Each line below should be reproduced without any alteration.
══════════════════════════════
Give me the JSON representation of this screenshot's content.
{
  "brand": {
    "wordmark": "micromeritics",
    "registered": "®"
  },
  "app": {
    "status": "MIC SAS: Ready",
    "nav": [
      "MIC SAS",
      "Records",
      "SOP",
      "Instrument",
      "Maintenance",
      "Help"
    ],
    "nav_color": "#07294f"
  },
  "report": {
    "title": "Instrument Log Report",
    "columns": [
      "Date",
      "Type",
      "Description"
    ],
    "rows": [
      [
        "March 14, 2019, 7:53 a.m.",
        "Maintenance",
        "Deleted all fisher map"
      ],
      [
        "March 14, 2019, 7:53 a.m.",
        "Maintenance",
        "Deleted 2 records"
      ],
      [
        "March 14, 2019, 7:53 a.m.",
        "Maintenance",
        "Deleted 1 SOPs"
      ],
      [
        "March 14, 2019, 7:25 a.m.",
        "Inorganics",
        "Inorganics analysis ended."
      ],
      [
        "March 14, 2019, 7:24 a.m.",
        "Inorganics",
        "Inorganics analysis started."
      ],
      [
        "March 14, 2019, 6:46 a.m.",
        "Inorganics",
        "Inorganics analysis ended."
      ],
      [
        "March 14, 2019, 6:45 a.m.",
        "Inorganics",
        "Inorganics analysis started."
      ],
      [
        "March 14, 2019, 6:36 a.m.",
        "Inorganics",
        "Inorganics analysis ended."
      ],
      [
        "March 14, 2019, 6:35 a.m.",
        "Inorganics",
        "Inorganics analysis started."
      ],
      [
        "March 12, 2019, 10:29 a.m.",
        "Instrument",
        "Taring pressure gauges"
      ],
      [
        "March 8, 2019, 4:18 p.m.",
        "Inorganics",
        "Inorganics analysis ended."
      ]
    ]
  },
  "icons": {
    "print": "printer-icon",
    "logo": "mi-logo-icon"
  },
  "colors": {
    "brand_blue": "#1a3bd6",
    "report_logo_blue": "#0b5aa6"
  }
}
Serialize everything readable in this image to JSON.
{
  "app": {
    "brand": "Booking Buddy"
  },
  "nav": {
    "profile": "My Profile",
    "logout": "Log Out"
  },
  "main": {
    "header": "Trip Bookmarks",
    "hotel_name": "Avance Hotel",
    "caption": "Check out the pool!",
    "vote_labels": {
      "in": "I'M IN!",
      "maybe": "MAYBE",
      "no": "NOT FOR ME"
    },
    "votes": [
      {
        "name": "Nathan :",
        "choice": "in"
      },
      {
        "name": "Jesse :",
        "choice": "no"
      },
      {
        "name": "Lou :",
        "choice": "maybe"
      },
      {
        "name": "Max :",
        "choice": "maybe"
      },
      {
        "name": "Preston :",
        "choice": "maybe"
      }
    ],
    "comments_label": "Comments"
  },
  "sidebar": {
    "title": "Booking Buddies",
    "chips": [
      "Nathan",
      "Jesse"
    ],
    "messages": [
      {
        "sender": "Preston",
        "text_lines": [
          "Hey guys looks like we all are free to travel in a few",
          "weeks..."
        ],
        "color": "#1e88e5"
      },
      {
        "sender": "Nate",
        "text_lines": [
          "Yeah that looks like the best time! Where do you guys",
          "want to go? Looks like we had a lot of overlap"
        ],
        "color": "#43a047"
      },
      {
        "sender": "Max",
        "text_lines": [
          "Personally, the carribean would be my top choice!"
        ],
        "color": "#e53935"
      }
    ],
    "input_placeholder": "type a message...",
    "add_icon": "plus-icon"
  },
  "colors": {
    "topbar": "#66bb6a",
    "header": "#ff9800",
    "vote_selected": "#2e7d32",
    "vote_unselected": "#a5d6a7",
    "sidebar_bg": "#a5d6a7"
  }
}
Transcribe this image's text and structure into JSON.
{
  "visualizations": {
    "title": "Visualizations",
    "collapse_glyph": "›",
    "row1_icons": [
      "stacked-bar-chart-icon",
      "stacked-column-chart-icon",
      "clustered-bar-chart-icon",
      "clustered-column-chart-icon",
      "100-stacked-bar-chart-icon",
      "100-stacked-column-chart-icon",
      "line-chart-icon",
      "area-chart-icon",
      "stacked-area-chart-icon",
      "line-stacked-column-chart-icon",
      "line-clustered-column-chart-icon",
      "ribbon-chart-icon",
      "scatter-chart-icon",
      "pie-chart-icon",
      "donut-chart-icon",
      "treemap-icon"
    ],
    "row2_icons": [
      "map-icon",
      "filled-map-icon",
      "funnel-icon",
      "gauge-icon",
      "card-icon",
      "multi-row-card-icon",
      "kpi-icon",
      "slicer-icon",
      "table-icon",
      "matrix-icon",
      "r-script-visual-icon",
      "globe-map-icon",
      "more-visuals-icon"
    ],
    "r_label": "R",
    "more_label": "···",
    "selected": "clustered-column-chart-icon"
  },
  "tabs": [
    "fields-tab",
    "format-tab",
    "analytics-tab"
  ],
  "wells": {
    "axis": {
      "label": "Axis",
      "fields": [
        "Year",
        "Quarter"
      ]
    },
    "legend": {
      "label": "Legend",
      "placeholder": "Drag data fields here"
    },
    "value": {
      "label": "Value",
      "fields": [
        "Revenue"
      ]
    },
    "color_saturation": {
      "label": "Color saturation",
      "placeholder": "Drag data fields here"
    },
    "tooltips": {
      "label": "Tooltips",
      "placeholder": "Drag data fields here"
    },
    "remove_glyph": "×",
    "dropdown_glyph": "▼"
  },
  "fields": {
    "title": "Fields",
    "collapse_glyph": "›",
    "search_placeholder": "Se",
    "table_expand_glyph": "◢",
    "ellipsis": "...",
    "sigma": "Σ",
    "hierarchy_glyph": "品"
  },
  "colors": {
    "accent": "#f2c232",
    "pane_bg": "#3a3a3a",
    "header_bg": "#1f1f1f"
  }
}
══════════════════════════════
Output below:
Give me the JSON representation of this screenshot's content.
{
  "brand": {
    "wordmark": "micromeritics",
    "registered": "®"
  },
  "app": {
    "status": "MIC SAS: Ready",
    "nav": [
      "MIC SAS",
      "Records",
      "SOP",
      "Instrument",
      "Maintenance",
      "Help"
    ],
    "nav_color": "#07294f"
  },
  "report": {
    "title": "Instrument Log Report",
    "columns": [
      "Date",
      "Type",
      "Description"
    ],
    "rows": [
      [
        "March 14, 2019, 7:53 a.m.",
        "Maintenance",
        "Deleted all fisher map"
      ],
      [
        "March 14, 2019, 7:53 a.m.",
        "Maintenance",
        "Deleted 2 records"
      ],
      [
        "March 14, 2019, 7:53 a.m.",
        "Maintenance",
        "Deleted 1 SOPs"
      ],
      [
        "March 14, 2019, 7:25 a.m.",
        "Inorganics",
        "Inorganics analysis ended."
      ],
      [
        "March 14, 2019, 7:24 a.m.",
        "Inorganics",
        "Inorganics analysis started."
      ],
      [
        "March 14, 2019, 6:46 a.m.",
        "Inorganics",
        "Inorganics analysis ended."
      ],
      [
        "March 14, 2019, 6:45 a.m.",
        "Inorganics",
        "Inorganics analysis started."
      ],
      [
        "March 14, 2019, 6:36 a.m.",
        "Inorganics",
        "Inorganics analysis ended."
      ],
      [
        "March 14, 2019, 6:35 a.m.",
        "Inorganics",
        "Inorganics analysis started."
      ],
      [
        "March 12, 2019, 10:29 a.m.",
        "Instrument",
        "Taring pressure gauges"
      ],
      [
        "March 8, 2019, 4:18 p.m.",
        "Inorganics",
        "Inorganics analysis ended."
      ]
    ]
  },
  "icons": {
    "print": "printer-icon",
    "logo": "mi-logo-icon"
  },
  "colors": {
    "brand_blue": "#1a3bd6",
    "report_logo_blue": "#0b5aa6"
  }
}
Serialize everything readable in this image to JSON.
{
  "app": {
    "brand": "Booking Buddy"
  },
  "nav": {
    "profile": "My Profile",
    "logout": "Log Out"
  },
  "main": {
    "header": "Trip Bookmarks",
    "hotel_name": "Avance Hotel",
    "caption": "Check out the pool!",
    "vote_labels": {
      "in": "I'M IN!",
      "maybe": "MAYBE",
      "no": "NOT FOR ME"
    },
    "votes": [
      {
        "name": "Nathan :",
        "choice": "in"
      },
      {
        "name": "Jesse :",
        "choice": "no"
      },
      {
        "name": "Lou :",
        "choice": "maybe"
      },
      {
        "name": "Max :",
        "choice": "maybe"
      },
      {
        "name": "Preston :",
        "choice": "maybe"
      }
    ],
    "comments_label": "Comments"
  },
  "sidebar": {
    "title": "Booking Buddies",
    "chips": [
      "Nathan",
      "Jesse"
    ],
    "messages": [
      {
        "sender": "Preston",
        "text_lines": [
          "Hey guys looks like we all are free to travel in a few",
          "weeks..."
        ],
        "color": "#1e88e5"
      },
      {
        "sender": "Nate",
        "text_lines": [
          "Yeah that looks like the best time! Where do you guys",
          "want to go? Looks like we had a lot of overlap"
        ],
        "color": "#43a047"
      },
      {
        "sender": "Max",
        "text_lines": [
          "Personally, the carribean would be my top choice!"
        ],
        "color": "#e53935"
      }
    ],
    "input_placeholder": "type a message...",
    "add_icon": "plus-icon"
  },
  "colors": {
    "topbar": "#66bb6a",
    "header": "#ff9800",
    "vote_selected": "#2e7d32",
    "vote_unselected": "#a5d6a7",
    "sidebar_bg": "#a5d6a7"
  }
}
Transcribe this image's text and structure into JSON.
{
  "visualizations": {
    "title": "Visualizations",
    "collapse_glyph": "›",
    "row1_icons": [
      "stacked-bar-chart-icon",
      "stacked-column-chart-icon",
      "clustered-bar-chart-icon",
      "clustered-column-chart-icon",
      "100-stacked-bar-chart-icon",
      "100-stacked-column-chart-icon",
      "line-chart-icon",
      "area-chart-icon",
      "stacked-area-chart-icon",
      "line-stacked-column-chart-icon",
      "line-clustered-column-chart-icon",
      "ribbon-chart-icon",
      "scatter-chart-icon",
      "pie-chart-icon",
      "donut-chart-icon",
      "treemap-icon"
    ],
    "row2_icons": [
      "map-icon",
      "filled-map-icon",
      "funnel-icon",
      "gauge-icon",
      "card-icon",
      "multi-row-card-icon",
      "kpi-icon",
      "slicer-icon",
      "table-icon",
      "matrix-icon",
      "r-script-visual-icon",
      "globe-map-icon",
      "more-visuals-icon"
    ],
    "r_label": "R",
    "more_label": "···",
    "selected": "clustered-column-chart-icon"
  },
  "tabs": [
    "fields-tab",
    "format-tab",
    "analytics-tab"
  ],
  "wells": {
    "axis": {
      "label": "Axis",
      "fields": [
        "Year",
        "Quarter"
      ]
    },
    "legend": {
      "label": "Legend",
      "placeholder": "Drag data fields here"
    },
    "value": {
      "label": "Value",
      "fields": [
        "Revenue"
      ]
    },
    "color_saturation": {
      "label": "Color saturation",
      "placeholder": "Drag data fields here"
    },
    "tooltips": {
      "label": "Tooltips",
      "placeholder": "Drag data fields here"
    },
    "remove_glyph": "×",
    "dropdown_glyph": "▼"
  },
  "fields": {
    "title": "Fields",
    "collapse_glyph": "›",
    "search_placeholder": "Se",
    "table_expand_glyph": "◢",
    "ellipsis": "...",
    "sigma": "Σ",
    "hierarchy_glyph": "品"
  },
  "colors": {
    "accent": "#f2c232",
    "pane_bg": "#3a3a3a",
    "header_bg": "#1f1f1f"
  }
}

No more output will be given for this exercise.